Stated problem >> Pictures stay out of the copy; restate everything else in the material exactly.

Materials provided >>
* Start *
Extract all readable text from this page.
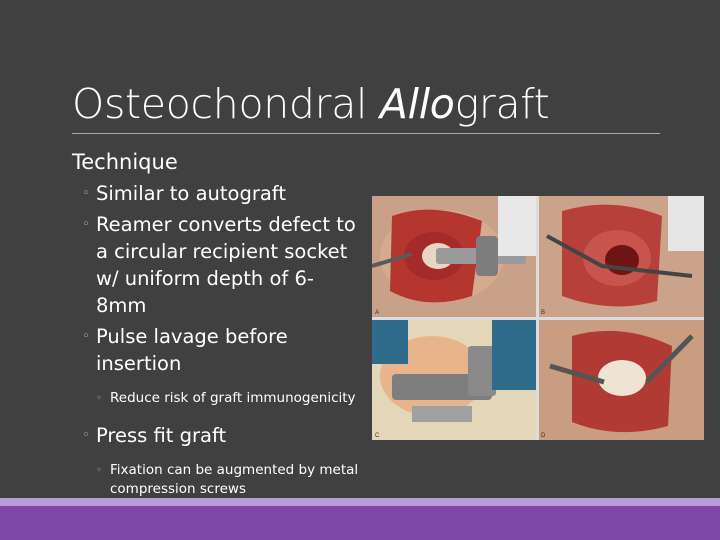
Osteochondral Allograft
Technique
◦ Similar to autograft
◦ Reamer converts defect to a circular recipient socket w/ uniform depth of 6-8mm
◦ Pulse lavage before insertion
◦ Reduce risk of graft immunogenicity
◦ Press fit graft
◦ Fixation can be augmented by metal compression screws
A	B
C	D
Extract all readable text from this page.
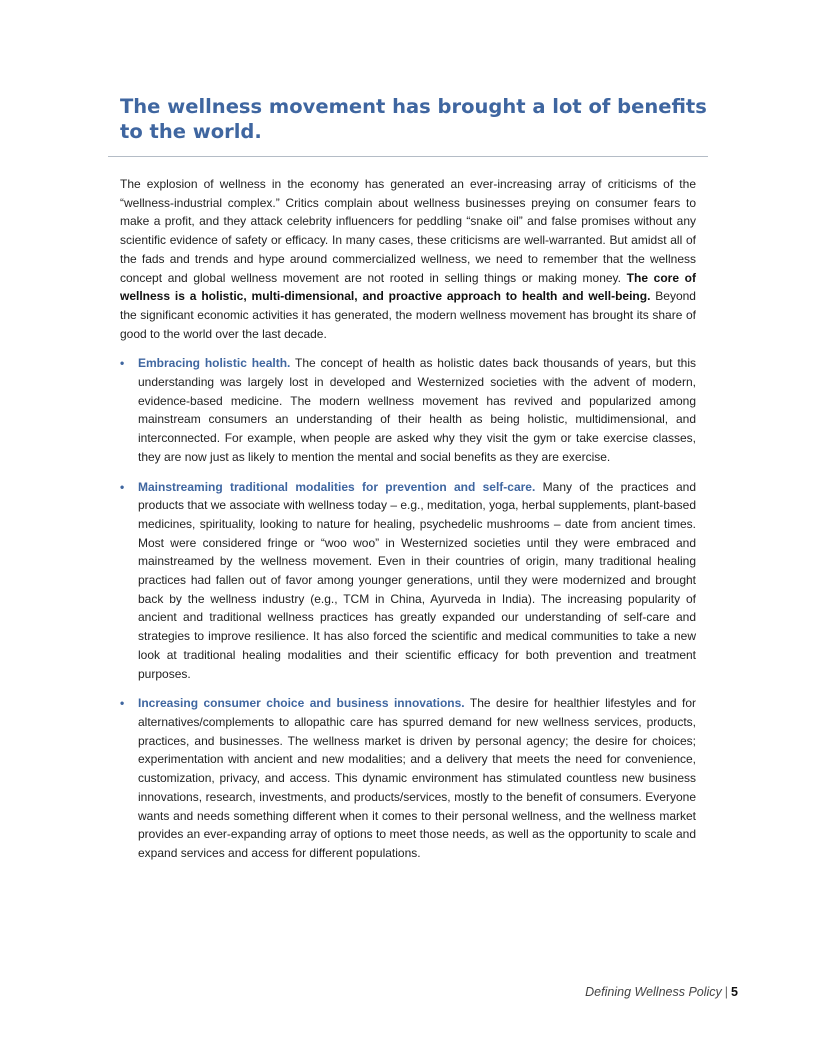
The wellness movement has brought a lot of benefits to the world.

The explosion of wellness in the economy has generated an ever-increasing array of criticisms of the “wellness-industrial complex.” Critics complain about wellness businesses preying on consumer fears to make a profit, and they attack celebrity influencers for peddling “snake oil” and false promises without any scientific evidence of safety or efficacy. In many cases, these criticisms are well-warranted. But amidst all of the fads and trends and hype around commercialized wellness, we need to remember that the wellness concept and global wellness movement are not rooted in selling things or making money. The core of wellness is a holistic, multi-dimensional, and proactive approach to health and well-being. Beyond the significant economic activities it has generated, the modern wellness movement has brought its share of good to the world over the last decade.

• Embracing holistic health. The concept of health as holistic dates back thousands of years, but this understanding was largely lost in developed and Westernized societies with the advent of modern, evidence-based medicine. The modern wellness movement has revived and popularized among mainstream consumers an understanding of their health as being holistic, multidimensional, and interconnected. For example, when people are asked why they visit the gym or take exercise classes, they are now just as likely to mention the mental and social benefits as they are exercise.
• Mainstreaming traditional modalities for prevention and self-care. Many of the practices and products that we associate with wellness today – e.g., meditation, yoga, herbal supplements, plant-based medicines, spirituality, looking to nature for healing, psychedelic mushrooms – date from ancient times. Most were considered fringe or “woo woo” in Westernized societies until they were embraced and mainstreamed by the wellness movement. Even in their countries of origin, many traditional healing practices had fallen out of favor among younger generations, until they were modernized and brought back by the wellness industry (e.g., TCM in China, Ayurveda in India). The increasing popularity of ancient and traditional wellness practices has greatly expanded our understanding of self-care and strategies to improve resilience. It has also forced the scientific and medical communities to take a new look at traditional healing modalities and their scientific efficacy for both prevention and treatment purposes.
• Increasing consumer choice and business innovations. The desire for healthier lifestyles and for alternatives/complements to allopathic care has spurred demand for new wellness services, products, practices, and businesses. The wellness market is driven by personal agency; the desire for choices; experimentation with ancient and new modalities; and a delivery that meets the need for convenience, customization, privacy, and access. This dynamic environment has stimulated countless new business innovations, research, investments, and products/services, mostly to the benefit of consumers. Everyone wants and needs something different when it comes to their personal wellness, and the wellness market provides an ever-expanding array of options to meet those needs, as well as the opportunity to scale and expand services and access for different populations.
Defining Wellness Policy | 5
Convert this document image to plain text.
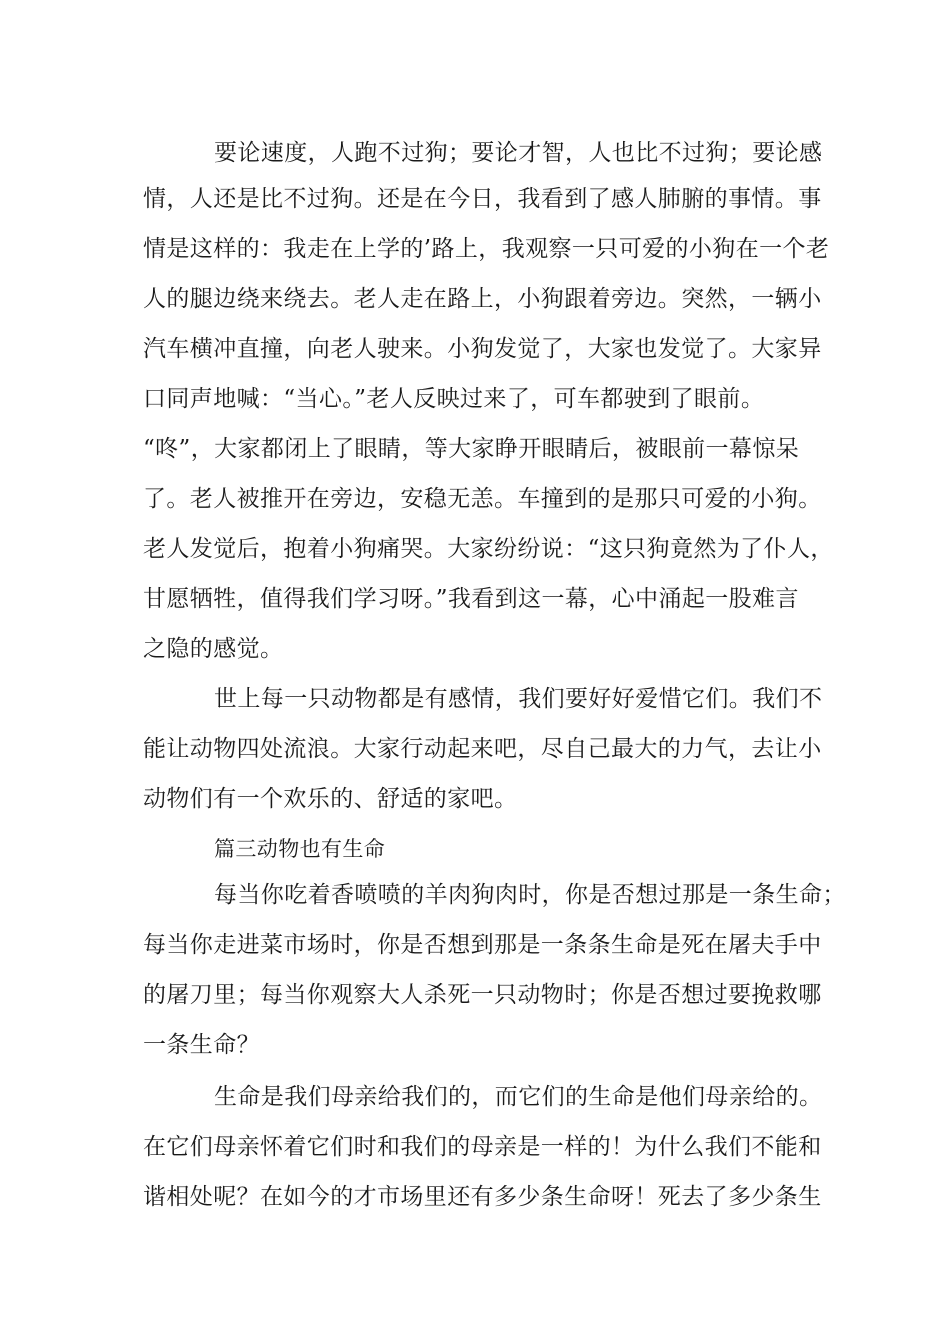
要论速度，人跑不过狗；要论才智，人也比不过狗；要论感
情，人还是比不过狗。还是在今日，我看到了感人肺腑的事情。事
情是这样的：我走在上学的’路上，我观察一只可爱的小狗在一个老
人的腿边绕来绕去。老人走在路上，小狗跟着旁边。突然，一辆小
汽车横冲直撞，向老人驶来。小狗发觉了，大家也发觉了。大家异
口同声地喊：“当心。”老人反映过来了，可车都驶到了眼前。
“咚”，大家都闭上了眼睛，等大家睁开眼睛后，被眼前一幕惊呆
了。老人被推开在旁边，安稳无恙。车撞到的是那只可爱的小狗。
老人发觉后，抱着小狗痛哭。大家纷纷说：“这只狗竟然为了仆人，
甘愿牺牲，值得我们学习呀。”我看到这一幕，心中涌起一股难言
之隐的感觉。
世上每一只动物都是有感情，我们要好好爱惜它们。我们不
能让动物四处流浪。大家行动起来吧，尽自己最大的力气，去让小
动物们有一个欢乐的、舒适的家吧。
篇三动物也有生命
每当你吃着香喷喷的羊肉狗肉时，你是否想过那是一条生命；
每当你走进菜市场时，你是否想到那是一条条生命是死在屠夫手中
的屠刀里；每当你观察大人杀死一只动物时；你是否想过要挽救哪
一条生命？
生命是我们母亲给我们的，而它们的生命是他们母亲给的。
在它们母亲怀着它们时和我们的母亲是一样的！为什么我们不能和
谐相处呢？在如今的才市场里还有多少条生命呀！死去了多少条生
* End *
Final result >>
Extract all readable text from this page.
Osteochondral Allograft
Technique
◦ Similar to autograft
◦ Reamer converts defect to a circular recipient socket w/ uniform depth of 6-8mm
◦ Pulse lavage before insertion
◦ Reduce risk of graft immunogenicity
◦ Press fit graft
◦ Fixation can be augmented by metal compression screws
A	B
C	D
Extract all readable text from this page.
The wellness movement has brought a lot of benefits to the world.

The explosion of wellness in the economy has generated an ever-increasing array of criticisms of the “wellness-industrial complex.” Critics complain about wellness businesses preying on consumer fears to make a profit, and they attack celebrity influencers for peddling “snake oil” and false promises without any scientific evidence of safety or efficacy. In many cases, these criticisms are well-warranted. But amidst all of the fads and trends and hype around commercialized wellness, we need to remember that the wellness concept and global wellness movement are not rooted in selling things or making money. The core of wellness is a holistic, multi-dimensional, and proactive approach to health and well-being. Beyond the significant economic activities it has generated, the modern wellness movement has brought its share of good to the world over the last decade.

• Embracing holistic health. The concept of health as holistic dates back thousands of years, but this understanding was largely lost in developed and Westernized societies with the advent of modern, evidence-based medicine. The modern wellness movement has revived and popularized among mainstream consumers an understanding of their health as being holistic, multidimensional, and interconnected. For example, when people are asked why they visit the gym or take exercise classes, they are now just as likely to mention the mental and social benefits as they are exercise.
• Mainstreaming traditional modalities for prevention and self-care. Many of the practices and products that we associate with wellness today – e.g., meditation, yoga, herbal supplements, plant-based medicines, spirituality, looking to nature for healing, psychedelic mushrooms – date from ancient times. Most were considered fringe or “woo woo” in Westernized societies until they were embraced and mainstreamed by the wellness movement. Even in their countries of origin, many traditional healing practices had fallen out of favor among younger generations, until they were modernized and brought back by the wellness industry (e.g., TCM in China, Ayurveda in India). The increasing popularity of ancient and traditional wellness practices has greatly expanded our understanding of self-care and strategies to improve resilience. It has also forced the scientific and medical communities to take a new look at traditional healing modalities and their scientific efficacy for both prevention and treatment purposes.
• Increasing consumer choice and business innovations. The desire for healthier lifestyles and for alternatives/complements to allopathic care has spurred demand for new wellness services, products, practices, and businesses. The wellness market is driven by personal agency; the desire for choices; experimentation with ancient and new modalities; and a delivery that meets the need for convenience, customization, privacy, and access. This dynamic environment has stimulated countless new business innovations, research, investments, and products/services, mostly to the benefit of consumers. Everyone wants and needs something different when it comes to their personal wellness, and the wellness market provides an ever-expanding array of options to meet those needs, as well as the opportunity to scale and expand services and access for different populations.
Defining Wellness Policy | 5
Convert this document image to plain text.
要论速度，人跑不过狗；要论才智，人也比不过狗；要论感
情，人还是比不过狗。还是在今日，我看到了感人肺腑的事情。事
情是这样的：我走在上学的’路上，我观察一只可爱的小狗在一个老
人的腿边绕来绕去。老人走在路上，小狗跟着旁边。突然，一辆小
汽车横冲直撞，向老人驶来。小狗发觉了，大家也发觉了。大家异
口同声地喊：“当心。”老人反映过来了，可车都驶到了眼前。
“咚”，大家都闭上了眼睛，等大家睁开眼睛后，被眼前一幕惊呆
了。老人被推开在旁边，安稳无恙。车撞到的是那只可爱的小狗。
老人发觉后，抱着小狗痛哭。大家纷纷说：“这只狗竟然为了仆人，
甘愿牺牲，值得我们学习呀。”我看到这一幕，心中涌起一股难言
之隐的感觉。
世上每一只动物都是有感情，我们要好好爱惜它们。我们不
能让动物四处流浪。大家行动起来吧，尽自己最大的力气，去让小
动物们有一个欢乐的、舒适的家吧。
篇三动物也有生命
每当你吃着香喷喷的羊肉狗肉时，你是否想过那是一条生命；
每当你走进菜市场时，你是否想到那是一条条生命是死在屠夫手中
的屠刀里；每当你观察大人杀死一只动物时；你是否想过要挽救哪
一条生命？
生命是我们母亲给我们的，而它们的生命是他们母亲给的。
在它们母亲怀着它们时和我们的母亲是一样的！为什么我们不能和
谐相处呢？在如今的才市场里还有多少条生命呀！死去了多少条生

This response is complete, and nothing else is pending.